= Your instructions =
Check each line of the entries below for the string "Annexin" and state how many lines have it, with no other text.

= Data records =
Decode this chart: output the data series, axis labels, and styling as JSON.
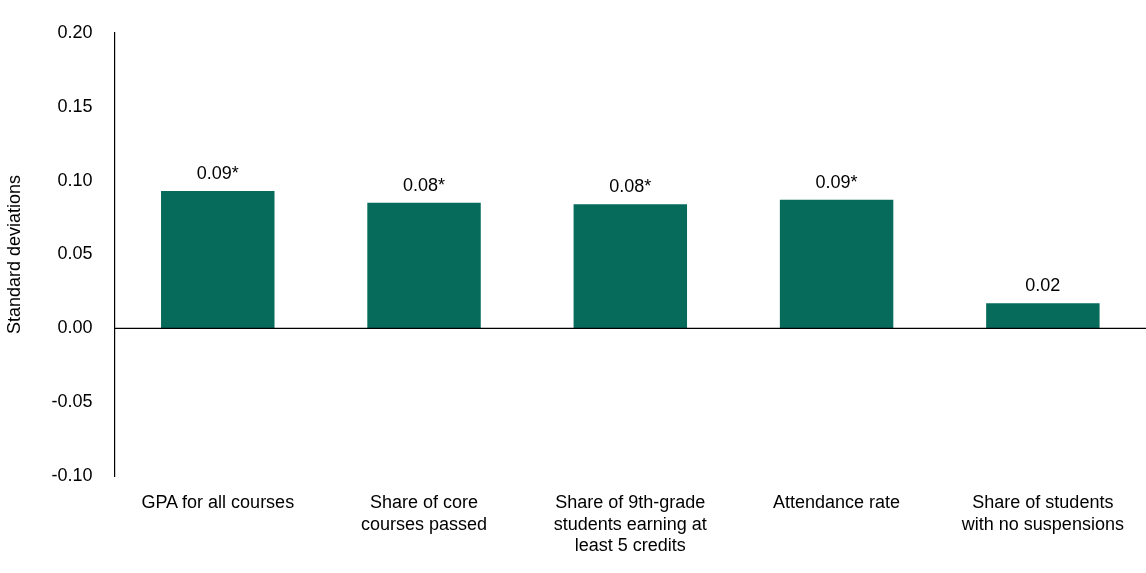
{
  "chart_data": {
    "type": "bar",
    "ylabel": "Standard deviations",
    "categories": [
      "GPA for all courses",
      "Share of core courses passed",
      "Share of 9th-grade students earning at least 5 credits",
      "Attendance rate",
      "Share of students with no suspensions"
    ],
    "values": [
      0.093,
      0.085,
      0.084,
      0.087,
      0.017
    ],
    "value_labels": [
      "0.09*",
      "0.08*",
      "0.08*",
      "0.09*",
      "0.02"
    ],
    "color": "#076b5b",
    "ylim": [
      -0.1,
      0.2
    ],
    "yticks": [
      {
        "value": -0.1,
        "label": "-0.10"
      },
      {
        "value": -0.05,
        "label": "-0.05"
      },
      {
        "value": 0,
        "label": "0.00"
      },
      {
        "value": 0.05,
        "label": "0.05"
      },
      {
        "value": 0.1,
        "label": "0.10"
      },
      {
        "value": 0.15,
        "label": "0.15"
      },
      {
        "value": 0.2,
        "label": "0.20"
      }
    ],
    "ref_lines": [
      {
        "axis": "y",
        "value": 0,
        "color": "#000000"
      }
    ],
    "grid": false,
    "legend": false
  }
}
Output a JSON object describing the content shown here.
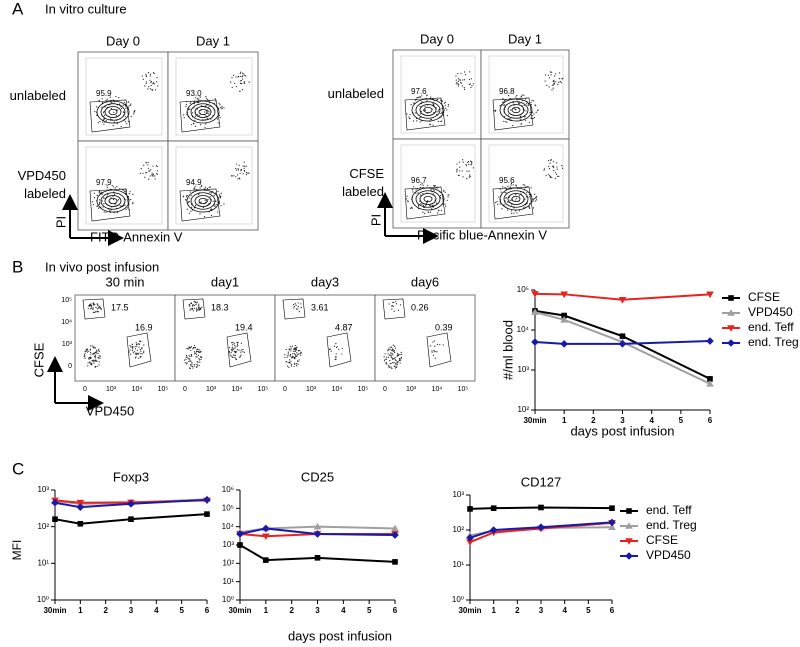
{
  "figure": {
    "panel_a": {
      "label": "A",
      "title": "In vitro culture",
      "left": {
        "columns": [
          "Day 0",
          "Day 1"
        ],
        "rows": [
          [
            "unlabeled"
          ],
          [
            "VPD450",
            "labeled"
          ]
        ],
        "gates": [
          [
            "95.9",
            "93.0"
          ],
          [
            "97.9",
            "94.9"
          ]
        ],
        "y_axis": "PI",
        "x_axis": "FITC-Annexin V"
      },
      "right": {
        "columns": [
          "Day 0",
          "Day 1"
        ],
        "rows": [
          [
            "unlabeled"
          ],
          [
            "CFSE",
            "labeled"
          ]
        ],
        "gates": [
          [
            "97.6",
            "96.8"
          ],
          [
            "96.7",
            "95.6"
          ]
        ],
        "y_axis": "PI",
        "x_axis": "Pacific blue-Annexin V"
      }
    },
    "panel_b": {
      "label": "B",
      "title": "In vivo post infusion",
      "columns": [
        "30 min",
        "day1",
        "day3",
        "day6"
      ],
      "gates": [
        [
          "17.5",
          "16.9"
        ],
        [
          "18.3",
          "19.4"
        ],
        [
          "3.61",
          "4.87"
        ],
        [
          "0.26",
          "0.39"
        ]
      ],
      "y_axis": "CFSE",
      "x_axis": "VPD450",
      "y_ticks": [
        "10⁵",
        "10⁴",
        "10³",
        "0"
      ],
      "x_ticks": [
        "0",
        "10³",
        "10⁴",
        "10⁵"
      ]
    },
    "panel_c": {
      "label": "C",
      "y_axis": "MFI",
      "x_axis": "days post infusion"
    }
  },
  "chart_data": [
    {
      "type": "line",
      "y_label": "#/ml blood",
      "x_label": "days post infusion",
      "log_y": true,
      "legend": "right",
      "x": [
        0,
        1,
        3,
        6
      ],
      "xlim": [
        0,
        6
      ],
      "xticks": [
        {
          "value": 0,
          "label": "30min"
        },
        1,
        2,
        3,
        4,
        5,
        6
      ],
      "ylim": [
        100,
        100000
      ],
      "yticks": [
        {
          "value": 100,
          "label": "10²"
        },
        {
          "value": 1000,
          "label": "10³"
        },
        {
          "value": 10000,
          "label": "10⁴"
        },
        {
          "value": 100000,
          "label": "10⁵"
        }
      ],
      "series": [
        {
          "name": "CFSE",
          "color": "#000000",
          "values": [
            30000,
            23000,
            7000,
            600
          ]
        },
        {
          "name": "VPD450",
          "color": "#a0a0a0",
          "values": [
            28000,
            18000,
            5000,
            450
          ]
        },
        {
          "name": "end. Teff",
          "color": "#e8231f",
          "values": [
            80000,
            78000,
            57000,
            78000
          ]
        },
        {
          "name": "end. Treg",
          "color": "#1a1aa8",
          "values": [
            5000,
            4500,
            4500,
            5300
          ]
        }
      ]
    },
    {
      "type": "line",
      "title": "Foxp3",
      "log_y": true,
      "x": [
        0,
        1,
        3,
        6
      ],
      "xlim": [
        0,
        6
      ],
      "xticks": [
        {
          "value": 0,
          "label": "30min"
        },
        1,
        2,
        3,
        4,
        5,
        6
      ],
      "ylim": [
        1,
        1000
      ],
      "yticks": [
        {
          "value": 1,
          "label": "10⁰"
        },
        {
          "value": 10,
          "label": "10¹"
        },
        {
          "value": 100,
          "label": "10²"
        },
        {
          "value": 1000,
          "label": "10³"
        }
      ],
      "series": [
        {
          "color": "#000000",
          "values": [
            160,
            120,
            160,
            220
          ]
        },
        {
          "color": "#a0a0a0",
          "values": [
            500,
            420,
            450,
            560
          ]
        },
        {
          "color": "#e8231f",
          "values": [
            520,
            450,
            460,
            520
          ]
        },
        {
          "color": "#1a1aa8",
          "values": [
            450,
            340,
            420,
            540
          ]
        }
      ]
    },
    {
      "type": "line",
      "title": "CD25",
      "log_y": true,
      "x": [
        0,
        1,
        3,
        6
      ],
      "xlim": [
        0,
        6
      ],
      "xticks": [
        {
          "value": 0,
          "label": "30min"
        },
        1,
        2,
        3,
        4,
        5,
        6
      ],
      "ylim": [
        1,
        1000000
      ],
      "yticks": [
        {
          "value": 1,
          "label": "10⁰"
        },
        {
          "value": 10,
          "label": "10¹"
        },
        {
          "value": 100,
          "label": "10²"
        },
        {
          "value": 1000,
          "label": "10³"
        },
        {
          "value": 10000,
          "label": "10⁴"
        },
        {
          "value": 100000,
          "label": "10⁵"
        },
        {
          "value": 1000000,
          "label": "10⁶"
        }
      ],
      "series": [
        {
          "color": "#000000",
          "values": [
            1000,
            150,
            200,
            120
          ]
        },
        {
          "color": "#a0a0a0",
          "values": [
            5000,
            8000,
            10000,
            8000
          ]
        },
        {
          "color": "#e8231f",
          "values": [
            4000,
            3000,
            4000,
            4000
          ]
        },
        {
          "color": "#1a1aa8",
          "values": [
            4000,
            8000,
            4000,
            3500
          ]
        }
      ]
    },
    {
      "type": "line",
      "title": "CD127",
      "log_y": true,
      "legend": "right",
      "x": [
        0,
        1,
        3,
        6
      ],
      "xlim": [
        0,
        6
      ],
      "xticks": [
        {
          "value": 0,
          "label": "30min"
        },
        1,
        2,
        3,
        4,
        5,
        6
      ],
      "ylim": [
        1,
        1000
      ],
      "yticks": [
        {
          "value": 1,
          "label": "10⁰"
        },
        {
          "value": 10,
          "label": "10¹"
        },
        {
          "value": 100,
          "label": "10²"
        },
        {
          "value": 1000,
          "label": "10³"
        }
      ],
      "series": [
        {
          "name": "end. Teff",
          "color": "#000000",
          "values": [
            400,
            420,
            440,
            420
          ]
        },
        {
          "name": "end. Treg",
          "color": "#a0a0a0",
          "values": [
            70,
            95,
            115,
            120
          ]
        },
        {
          "name": "CFSE",
          "color": "#e8231f",
          "values": [
            45,
            85,
            110,
            160
          ]
        },
        {
          "name": "VPD450",
          "color": "#1a1aa8",
          "values": [
            60,
            100,
            120,
            165
          ]
        }
      ]
    }
  ]
}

= Result for this task =
2